**Work to be completed**: Go through the entries and say how many lines contain the string "HPAN". The number is the whole answer.

**Information shown**:
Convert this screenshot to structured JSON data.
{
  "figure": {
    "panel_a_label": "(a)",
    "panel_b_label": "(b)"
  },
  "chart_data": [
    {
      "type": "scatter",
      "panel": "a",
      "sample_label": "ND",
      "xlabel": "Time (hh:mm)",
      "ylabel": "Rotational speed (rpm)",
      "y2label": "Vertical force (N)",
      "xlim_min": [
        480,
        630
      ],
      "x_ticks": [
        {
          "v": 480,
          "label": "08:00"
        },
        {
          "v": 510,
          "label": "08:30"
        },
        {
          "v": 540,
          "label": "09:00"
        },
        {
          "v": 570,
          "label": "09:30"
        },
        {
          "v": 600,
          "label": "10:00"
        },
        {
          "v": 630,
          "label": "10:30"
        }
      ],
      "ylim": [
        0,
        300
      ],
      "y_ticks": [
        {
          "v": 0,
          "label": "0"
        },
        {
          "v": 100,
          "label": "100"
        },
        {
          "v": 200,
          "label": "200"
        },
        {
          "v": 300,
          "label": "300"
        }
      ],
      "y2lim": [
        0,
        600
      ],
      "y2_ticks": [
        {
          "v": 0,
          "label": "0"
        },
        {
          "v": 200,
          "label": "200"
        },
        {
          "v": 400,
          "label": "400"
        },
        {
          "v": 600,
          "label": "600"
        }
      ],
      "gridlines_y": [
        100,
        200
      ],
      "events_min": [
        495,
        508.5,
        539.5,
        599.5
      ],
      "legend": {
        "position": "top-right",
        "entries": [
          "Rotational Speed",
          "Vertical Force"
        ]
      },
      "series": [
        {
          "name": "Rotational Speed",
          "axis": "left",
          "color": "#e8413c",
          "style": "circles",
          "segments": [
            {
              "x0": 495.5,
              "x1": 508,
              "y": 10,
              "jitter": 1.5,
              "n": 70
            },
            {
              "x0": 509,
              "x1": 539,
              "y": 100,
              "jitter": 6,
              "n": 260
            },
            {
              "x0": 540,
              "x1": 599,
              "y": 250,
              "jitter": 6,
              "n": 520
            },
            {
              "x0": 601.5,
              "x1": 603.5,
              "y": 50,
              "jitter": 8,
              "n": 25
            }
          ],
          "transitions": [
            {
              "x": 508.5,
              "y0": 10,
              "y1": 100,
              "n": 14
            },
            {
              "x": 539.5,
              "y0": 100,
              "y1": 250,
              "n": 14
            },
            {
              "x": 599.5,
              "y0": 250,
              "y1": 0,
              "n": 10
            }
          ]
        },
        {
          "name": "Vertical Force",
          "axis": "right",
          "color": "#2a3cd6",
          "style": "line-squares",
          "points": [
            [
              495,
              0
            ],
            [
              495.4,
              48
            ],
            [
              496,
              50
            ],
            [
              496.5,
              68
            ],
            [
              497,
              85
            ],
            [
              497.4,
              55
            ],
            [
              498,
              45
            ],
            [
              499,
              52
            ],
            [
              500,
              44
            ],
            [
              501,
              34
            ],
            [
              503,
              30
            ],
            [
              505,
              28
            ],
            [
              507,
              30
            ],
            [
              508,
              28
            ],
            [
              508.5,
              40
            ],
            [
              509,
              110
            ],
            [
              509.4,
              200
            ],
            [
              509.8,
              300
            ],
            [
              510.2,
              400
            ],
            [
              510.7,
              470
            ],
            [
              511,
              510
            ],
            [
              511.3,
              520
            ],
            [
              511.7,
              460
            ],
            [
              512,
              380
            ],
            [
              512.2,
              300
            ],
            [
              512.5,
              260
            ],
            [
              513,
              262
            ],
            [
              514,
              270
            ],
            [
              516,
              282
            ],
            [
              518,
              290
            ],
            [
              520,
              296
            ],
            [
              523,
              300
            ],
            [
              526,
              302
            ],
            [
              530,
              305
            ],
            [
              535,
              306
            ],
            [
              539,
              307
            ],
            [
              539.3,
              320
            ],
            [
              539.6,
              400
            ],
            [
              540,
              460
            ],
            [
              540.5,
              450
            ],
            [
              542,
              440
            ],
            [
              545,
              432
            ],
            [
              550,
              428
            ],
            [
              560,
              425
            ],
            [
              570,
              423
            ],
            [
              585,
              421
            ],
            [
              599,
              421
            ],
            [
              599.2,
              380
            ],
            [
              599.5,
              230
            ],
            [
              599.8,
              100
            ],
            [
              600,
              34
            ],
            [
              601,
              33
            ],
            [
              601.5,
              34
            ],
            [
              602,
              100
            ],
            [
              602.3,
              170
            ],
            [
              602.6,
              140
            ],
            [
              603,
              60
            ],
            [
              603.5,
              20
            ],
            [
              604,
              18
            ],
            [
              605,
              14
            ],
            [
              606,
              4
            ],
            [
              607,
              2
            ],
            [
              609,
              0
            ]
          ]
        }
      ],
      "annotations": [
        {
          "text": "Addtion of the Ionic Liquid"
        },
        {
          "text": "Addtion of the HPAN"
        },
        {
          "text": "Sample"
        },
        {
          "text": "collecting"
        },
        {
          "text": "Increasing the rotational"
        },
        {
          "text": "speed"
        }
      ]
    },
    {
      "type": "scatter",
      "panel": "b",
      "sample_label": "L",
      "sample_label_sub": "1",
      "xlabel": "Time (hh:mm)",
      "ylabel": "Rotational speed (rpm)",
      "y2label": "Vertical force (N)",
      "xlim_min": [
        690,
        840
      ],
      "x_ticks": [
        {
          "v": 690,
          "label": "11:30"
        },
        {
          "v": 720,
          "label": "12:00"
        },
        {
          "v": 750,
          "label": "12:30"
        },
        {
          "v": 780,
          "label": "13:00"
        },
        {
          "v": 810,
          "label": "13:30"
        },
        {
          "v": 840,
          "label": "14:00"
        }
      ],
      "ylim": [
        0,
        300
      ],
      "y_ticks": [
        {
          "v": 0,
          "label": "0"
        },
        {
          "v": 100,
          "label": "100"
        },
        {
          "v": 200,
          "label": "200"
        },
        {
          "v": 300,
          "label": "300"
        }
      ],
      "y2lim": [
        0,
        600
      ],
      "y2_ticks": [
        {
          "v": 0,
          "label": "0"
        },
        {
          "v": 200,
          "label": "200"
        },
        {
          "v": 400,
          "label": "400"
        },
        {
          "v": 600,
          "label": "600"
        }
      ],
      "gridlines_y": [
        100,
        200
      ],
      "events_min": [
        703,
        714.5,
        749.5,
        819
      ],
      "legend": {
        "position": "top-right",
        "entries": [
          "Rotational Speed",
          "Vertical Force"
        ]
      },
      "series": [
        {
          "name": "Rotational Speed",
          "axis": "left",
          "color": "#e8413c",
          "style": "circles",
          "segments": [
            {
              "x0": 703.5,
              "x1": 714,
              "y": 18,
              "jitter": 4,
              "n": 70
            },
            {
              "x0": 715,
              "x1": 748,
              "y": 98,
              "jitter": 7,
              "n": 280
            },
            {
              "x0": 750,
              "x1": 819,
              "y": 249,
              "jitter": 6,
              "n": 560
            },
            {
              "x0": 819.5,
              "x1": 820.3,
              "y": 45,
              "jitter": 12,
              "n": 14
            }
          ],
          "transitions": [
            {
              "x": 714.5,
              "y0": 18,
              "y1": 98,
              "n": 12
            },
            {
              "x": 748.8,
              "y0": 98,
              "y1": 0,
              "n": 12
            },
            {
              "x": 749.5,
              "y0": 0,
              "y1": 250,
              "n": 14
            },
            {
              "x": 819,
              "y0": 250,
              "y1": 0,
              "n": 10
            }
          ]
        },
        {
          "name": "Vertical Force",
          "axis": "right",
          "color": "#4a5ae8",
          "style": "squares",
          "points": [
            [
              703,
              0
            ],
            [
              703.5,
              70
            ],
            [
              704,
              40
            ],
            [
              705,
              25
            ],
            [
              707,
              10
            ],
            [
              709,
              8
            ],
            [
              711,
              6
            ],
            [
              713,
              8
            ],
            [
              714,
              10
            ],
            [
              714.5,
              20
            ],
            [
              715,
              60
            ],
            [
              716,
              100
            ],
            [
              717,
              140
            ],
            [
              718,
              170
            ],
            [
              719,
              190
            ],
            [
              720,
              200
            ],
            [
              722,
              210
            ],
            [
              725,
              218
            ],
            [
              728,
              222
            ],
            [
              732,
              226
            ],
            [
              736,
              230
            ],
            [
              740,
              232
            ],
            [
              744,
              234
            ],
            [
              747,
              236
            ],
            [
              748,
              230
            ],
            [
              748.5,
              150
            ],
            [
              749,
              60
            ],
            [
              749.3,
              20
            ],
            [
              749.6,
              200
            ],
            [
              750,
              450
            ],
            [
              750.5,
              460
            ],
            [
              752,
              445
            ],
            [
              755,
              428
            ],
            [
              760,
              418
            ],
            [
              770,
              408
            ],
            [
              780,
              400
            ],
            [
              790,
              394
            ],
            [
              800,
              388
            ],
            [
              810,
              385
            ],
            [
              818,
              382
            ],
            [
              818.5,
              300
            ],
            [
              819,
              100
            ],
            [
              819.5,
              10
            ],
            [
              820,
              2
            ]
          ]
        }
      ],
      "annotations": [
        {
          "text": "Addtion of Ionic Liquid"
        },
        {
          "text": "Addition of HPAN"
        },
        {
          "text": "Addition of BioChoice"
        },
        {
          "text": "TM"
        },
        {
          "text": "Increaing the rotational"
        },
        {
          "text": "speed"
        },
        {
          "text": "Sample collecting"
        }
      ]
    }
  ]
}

**Task answer**: 2